GIVEN EXERCISE —
Skip the pictures and extract all of the lines exactly as written.
##### GIVEN DATA #####
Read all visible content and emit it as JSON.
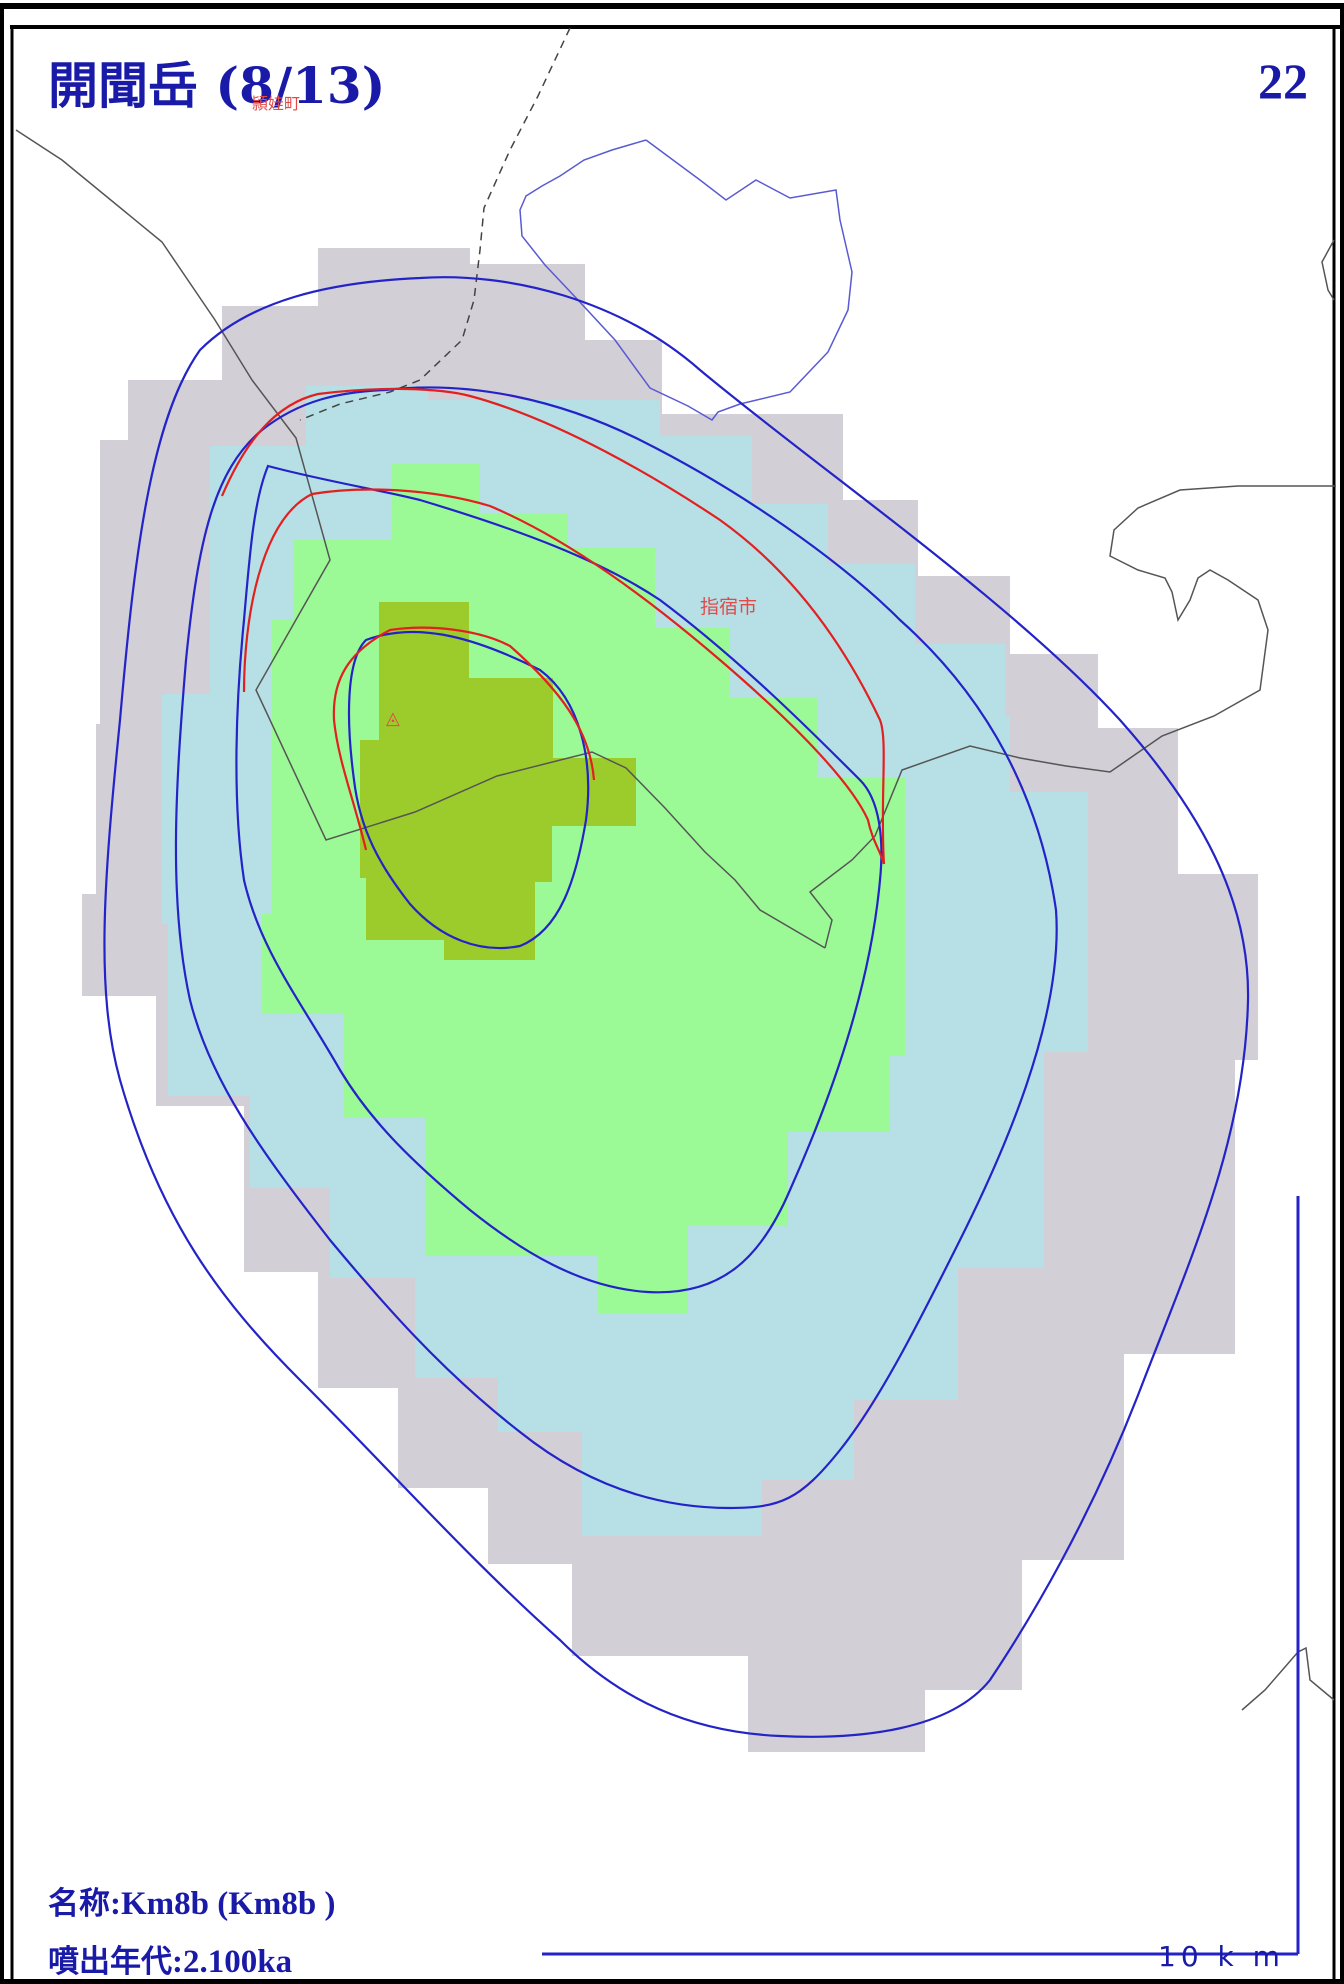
{
  "title": "開聞岳",
  "title_page": "(8/13)",
  "page_number": "22",
  "labels": {
    "town": "頴娃町",
    "city": "指宿市"
  },
  "volcano_symbol": "◬",
  "scale": {
    "label": "10 k m"
  },
  "info": {
    "name_label": "名称",
    "name_value": ":Km8b (Km8b )",
    "age_label": "噴出年代",
    "age_value": ":2.100ka"
  },
  "colors": {
    "frame": "#000000",
    "outer_zone": "#d2cfd6",
    "zone_2": "#b6e0e6",
    "zone_3": "#9cfa96",
    "zone_4": "#9ccc2c",
    "blue_contour": "#2323c8",
    "red_contour": "#e22020",
    "boundary": "#555555",
    "coast": "#5a5ad2",
    "text": "#1a1aa8"
  }
}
#####
RESULT OF THIS EXERCISE —
Read all visible content and emit it as JSON.
{
  "title": "開聞岳",
  "title_page": "(8/13)",
  "page_number": "22",
  "labels": {
    "town": "頴娃町",
    "city": "指宿市"
  },
  "volcano_symbol": "◬",
  "scale": {
    "label": "10 k m"
  },
  "info": {
    "name_label": "名称",
    "name_value": ":Km8b (Km8b )",
    "age_label": "噴出年代",
    "age_value": ":2.100ka"
  },
  "colors": {
    "frame": "#000000",
    "outer_zone": "#d2cfd6",
    "zone_2": "#b6e0e6",
    "zone_3": "#9cfa96",
    "zone_4": "#9ccc2c",
    "blue_contour": "#2323c8",
    "red_contour": "#e22020",
    "boundary": "#555555",
    "coast": "#5a5ad2",
    "text": "#1a1aa8"
  }
}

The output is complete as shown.